### What you are asked to do
Look through the data below. Show each line where the string "user" occurs.

### Extracted records
○ ○ ○ ○

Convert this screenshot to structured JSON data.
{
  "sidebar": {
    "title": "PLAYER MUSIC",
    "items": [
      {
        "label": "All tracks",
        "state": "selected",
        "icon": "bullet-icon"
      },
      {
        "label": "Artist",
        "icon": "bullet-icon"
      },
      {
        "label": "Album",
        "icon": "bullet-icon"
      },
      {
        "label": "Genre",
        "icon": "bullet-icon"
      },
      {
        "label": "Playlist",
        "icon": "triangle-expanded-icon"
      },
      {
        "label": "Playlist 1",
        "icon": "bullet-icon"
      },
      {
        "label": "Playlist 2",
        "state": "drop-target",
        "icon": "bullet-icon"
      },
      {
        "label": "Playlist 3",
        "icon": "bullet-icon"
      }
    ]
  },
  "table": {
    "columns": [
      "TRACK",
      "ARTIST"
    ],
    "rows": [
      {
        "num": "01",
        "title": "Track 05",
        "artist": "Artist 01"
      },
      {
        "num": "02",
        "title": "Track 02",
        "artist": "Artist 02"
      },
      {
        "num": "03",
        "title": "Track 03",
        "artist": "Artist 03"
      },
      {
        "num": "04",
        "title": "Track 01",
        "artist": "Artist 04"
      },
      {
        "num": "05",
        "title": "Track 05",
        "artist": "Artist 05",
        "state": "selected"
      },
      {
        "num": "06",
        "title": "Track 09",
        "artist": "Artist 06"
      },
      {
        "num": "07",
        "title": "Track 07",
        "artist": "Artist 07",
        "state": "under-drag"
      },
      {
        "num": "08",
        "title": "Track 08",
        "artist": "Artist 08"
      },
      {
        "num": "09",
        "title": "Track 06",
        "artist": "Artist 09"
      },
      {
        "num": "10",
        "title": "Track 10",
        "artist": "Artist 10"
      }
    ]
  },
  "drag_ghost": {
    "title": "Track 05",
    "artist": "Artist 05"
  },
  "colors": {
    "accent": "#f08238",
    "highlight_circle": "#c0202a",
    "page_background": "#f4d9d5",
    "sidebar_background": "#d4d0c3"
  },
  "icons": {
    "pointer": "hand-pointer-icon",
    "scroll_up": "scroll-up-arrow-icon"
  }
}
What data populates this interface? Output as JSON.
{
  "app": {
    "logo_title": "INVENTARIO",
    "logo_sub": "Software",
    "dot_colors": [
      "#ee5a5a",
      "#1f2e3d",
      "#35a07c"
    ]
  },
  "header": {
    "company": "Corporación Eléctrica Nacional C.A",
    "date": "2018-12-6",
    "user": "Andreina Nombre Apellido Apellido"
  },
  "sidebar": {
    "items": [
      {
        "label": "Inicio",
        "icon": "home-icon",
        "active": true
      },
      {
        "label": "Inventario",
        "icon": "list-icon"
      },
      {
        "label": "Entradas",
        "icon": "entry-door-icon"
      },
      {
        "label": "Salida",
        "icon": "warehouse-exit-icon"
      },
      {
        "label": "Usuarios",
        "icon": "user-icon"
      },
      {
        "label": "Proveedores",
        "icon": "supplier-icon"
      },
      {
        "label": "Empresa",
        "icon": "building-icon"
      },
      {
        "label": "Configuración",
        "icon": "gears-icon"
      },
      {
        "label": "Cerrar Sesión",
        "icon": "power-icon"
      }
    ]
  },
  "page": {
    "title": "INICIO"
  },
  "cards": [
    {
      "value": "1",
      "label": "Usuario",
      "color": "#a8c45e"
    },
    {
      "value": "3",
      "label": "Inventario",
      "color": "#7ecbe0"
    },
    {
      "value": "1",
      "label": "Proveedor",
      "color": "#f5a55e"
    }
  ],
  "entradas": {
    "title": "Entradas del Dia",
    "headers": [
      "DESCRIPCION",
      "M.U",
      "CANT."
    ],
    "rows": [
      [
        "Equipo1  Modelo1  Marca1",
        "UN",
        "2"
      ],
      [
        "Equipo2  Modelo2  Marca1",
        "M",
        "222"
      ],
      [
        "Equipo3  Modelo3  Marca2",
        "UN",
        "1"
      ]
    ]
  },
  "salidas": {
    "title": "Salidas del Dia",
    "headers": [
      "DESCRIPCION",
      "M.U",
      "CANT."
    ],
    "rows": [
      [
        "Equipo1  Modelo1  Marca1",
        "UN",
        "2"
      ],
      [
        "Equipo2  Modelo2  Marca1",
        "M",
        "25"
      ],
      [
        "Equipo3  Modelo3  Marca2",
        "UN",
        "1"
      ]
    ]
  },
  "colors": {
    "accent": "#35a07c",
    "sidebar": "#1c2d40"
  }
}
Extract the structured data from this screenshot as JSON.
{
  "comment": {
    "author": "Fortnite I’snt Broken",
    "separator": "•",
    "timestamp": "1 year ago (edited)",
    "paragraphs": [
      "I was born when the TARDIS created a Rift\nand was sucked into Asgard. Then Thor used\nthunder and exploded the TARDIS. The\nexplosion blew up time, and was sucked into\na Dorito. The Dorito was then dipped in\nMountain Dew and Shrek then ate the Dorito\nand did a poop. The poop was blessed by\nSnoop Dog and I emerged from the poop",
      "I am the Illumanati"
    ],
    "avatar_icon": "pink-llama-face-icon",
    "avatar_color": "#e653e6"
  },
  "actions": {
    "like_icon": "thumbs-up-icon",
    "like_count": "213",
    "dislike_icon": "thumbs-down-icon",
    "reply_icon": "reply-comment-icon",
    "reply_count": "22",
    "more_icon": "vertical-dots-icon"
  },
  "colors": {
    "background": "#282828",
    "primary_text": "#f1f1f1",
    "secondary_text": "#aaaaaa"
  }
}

○ ○ ○ ○

### Result below
    "user": "Andreina Nombre Apellido Apellido"
        "icon": "user-icon"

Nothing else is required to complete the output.